### INSTRUCTION
Below are records; state how many of their lines hold the word "输出源电流", and give only the figure.

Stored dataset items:
§ §
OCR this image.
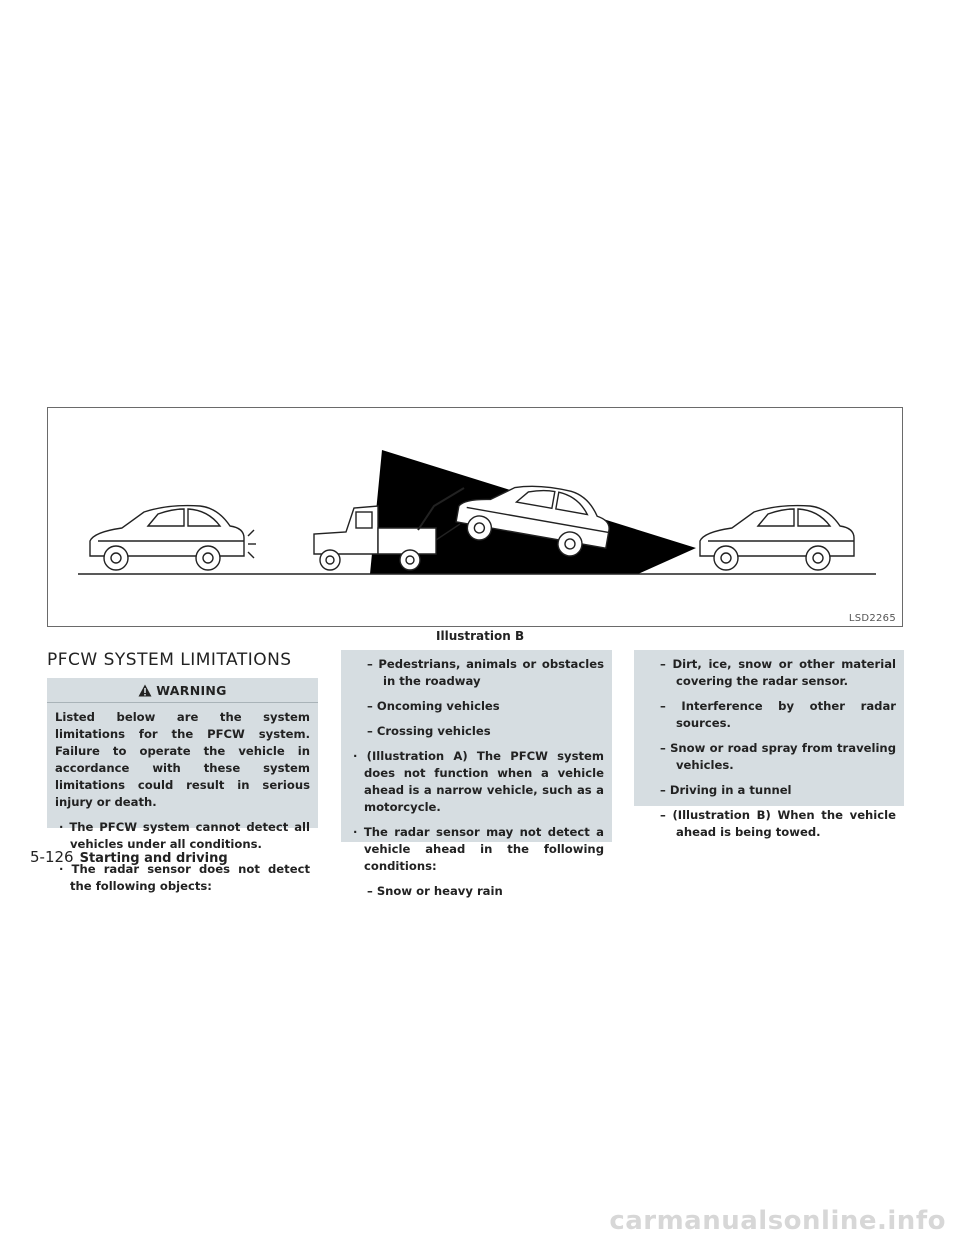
LSD2265
Illustration B
PFCW SYSTEM LIMITATIONS
WARNING

Listed below are the system limitations for the PFCW system. Failure to operate the vehicle in accordance with these system limitations could result in serious injury or death.

· The PFCW system cannot detect all vehicles under all conditions.

· The radar sensor does not detect the following objects:

– Pedestrians, animals or obstacles in the roadway

– Oncoming vehicles

– Crossing vehicles

· (Illustration A) The PFCW system does not function when a vehicle ahead is a narrow vehicle, such as a motorcycle.

· The radar sensor may not detect a vehicle ahead in the following conditions:

– Snow or heavy rain

– Dirt, ice, snow or other material covering the radar sensor.

– Interference by other radar sources.

– Snow or road spray from traveling vehicles.

– Driving in a tunnel

– (Illustration B) When the vehicle ahead is being towed.

5-126 Starting and driving
carmanualsonline.info
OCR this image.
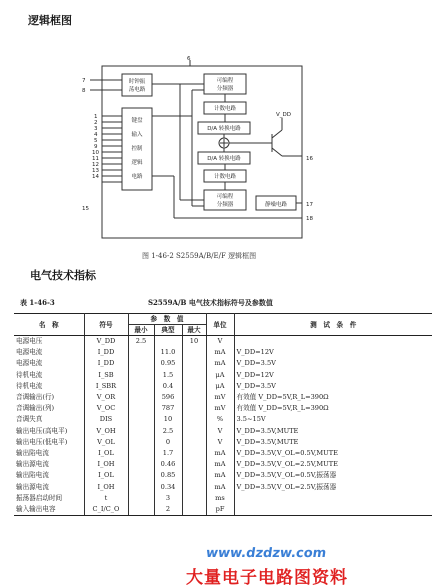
逻辑框图
时钟振
荡电路
可编程
分频器
计数电路
D/A 转换电路
D/A 转换电路
计数电路
可编程
分频器
键盘
输入
控制
逻辑
电路
静噪电路
6
7
8
1
2
3
4
5
9
10
11
12
13
14
15
16
17
18
V_DD
图 1-46-2 S2559A/B/E/F 逻辑框图
电气技术指标
表 1-46-3	S2559A/B 电气技术指标符号及参数值
名　称	符号	参　数　值			单位	测　试　条　件
		最小	典型	最大		
电源电压	V_DD	2.5		10	V	
电源电流	I_DD		11.0		mA	V_DD=12V
电源电流	I_DD		0.95		mA	V_DD=3.5V
待机电流	I_SB		1.5		μA	V_DD=12V
待机电流	I_SBR		0.4		μA	V_DD=3.5V
音调输出(行)	V_OR		596		mV	有效值 V_DD=5V,R_L=390Ω
音调输出(列)	V_OC		787		mV	有效值 V_DD=5V,R_L=390Ω
音调失真	DIS		10		%	3.5~15V
输出电压(高电平)	V_OH		2.5		V	V_DD=3.5V,MUTE
输出电压(低电平)	V_OL		0		V	V_DD=3.5V,MUTE
输出陷电流	I_OL		1.7		mA	V_DD=3.5V,V_OL=0.5V,MUTE
输出源电流	I_OH		0.46		mA	V_DD=3.5V,V_OL=2.5V,MUTE
输出陷电流	I_OL		0.85		mA	V_DD=3.5V,V_OL=0.5V,振荡器
输出源电流	I_OH		0.34		mA	V_DD=3.5V,V_OL=2.5V,振荡器
振荡器启动时间	t		3		ms	
输入输出电容	C_I/C_O		2		pF	
www.dzdzw.com
大量电子电路图资料
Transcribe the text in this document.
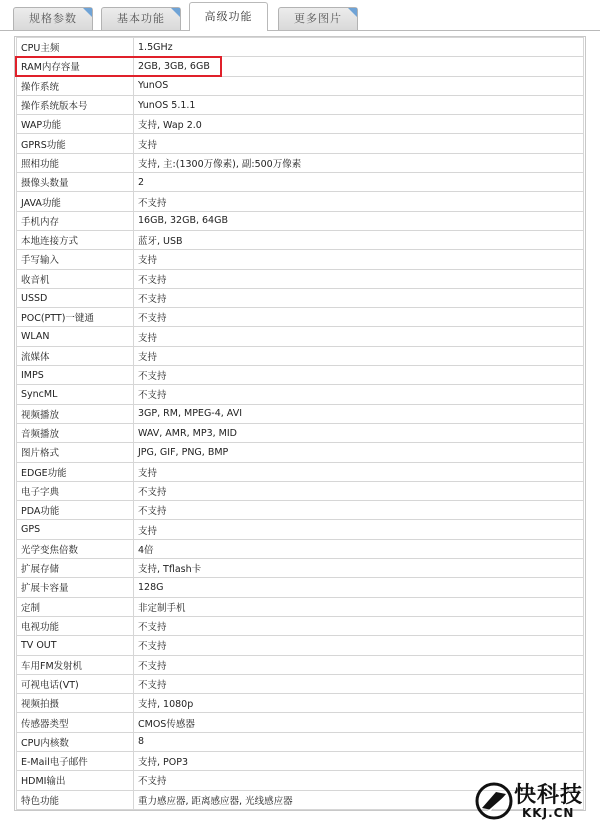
规格参数	基本功能	高级功能	更多图片
CPU主频	1.5GHz
RAM内存容量	2GB, 3GB, 6GB
操作系统	YunOS
操作系统版本号	YunOS 5.1.1
WAP功能	支持, Wap 2.0
GPRS功能	支持
照相功能	支持, 主:(1300万像素), 副:500万像素
摄像头数量	2
JAVA功能	不支持
手机内存	16GB, 32GB, 64GB
本地连接方式	蓝牙, USB
手写输入	支持
收音机	不支持
USSD	不支持
POC(PTT)一键通	不支持
WLAN	支持
流媒体	支持
IMPS	不支持
SyncML	不支持
视频播放	3GP, RM, MPEG-4, AVI
音频播放	WAV, AMR, MP3, MID
图片格式	JPG, GIF, PNG, BMP
EDGE功能	支持
电子字典	不支持
PDA功能	不支持
GPS	支持
光学变焦倍数	4倍
扩展存储	支持, Tflash卡
扩展卡容量	128G
定制	非定制手机
电视功能	不支持
TV OUT	不支持
车用FM发射机	不支持
可视电话(VT)	不支持
视频拍摄	支持, 1080p
传感器类型	CMOS传感器
CPU内核数	8
E-Mail电子邮件	支持, POP3
HDMI输出	不支持
特色功能	重力感应器, 距离感应器, 光线感应器	快科技
KKJ.CN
§ §
### EXERCISE RESPONSE
2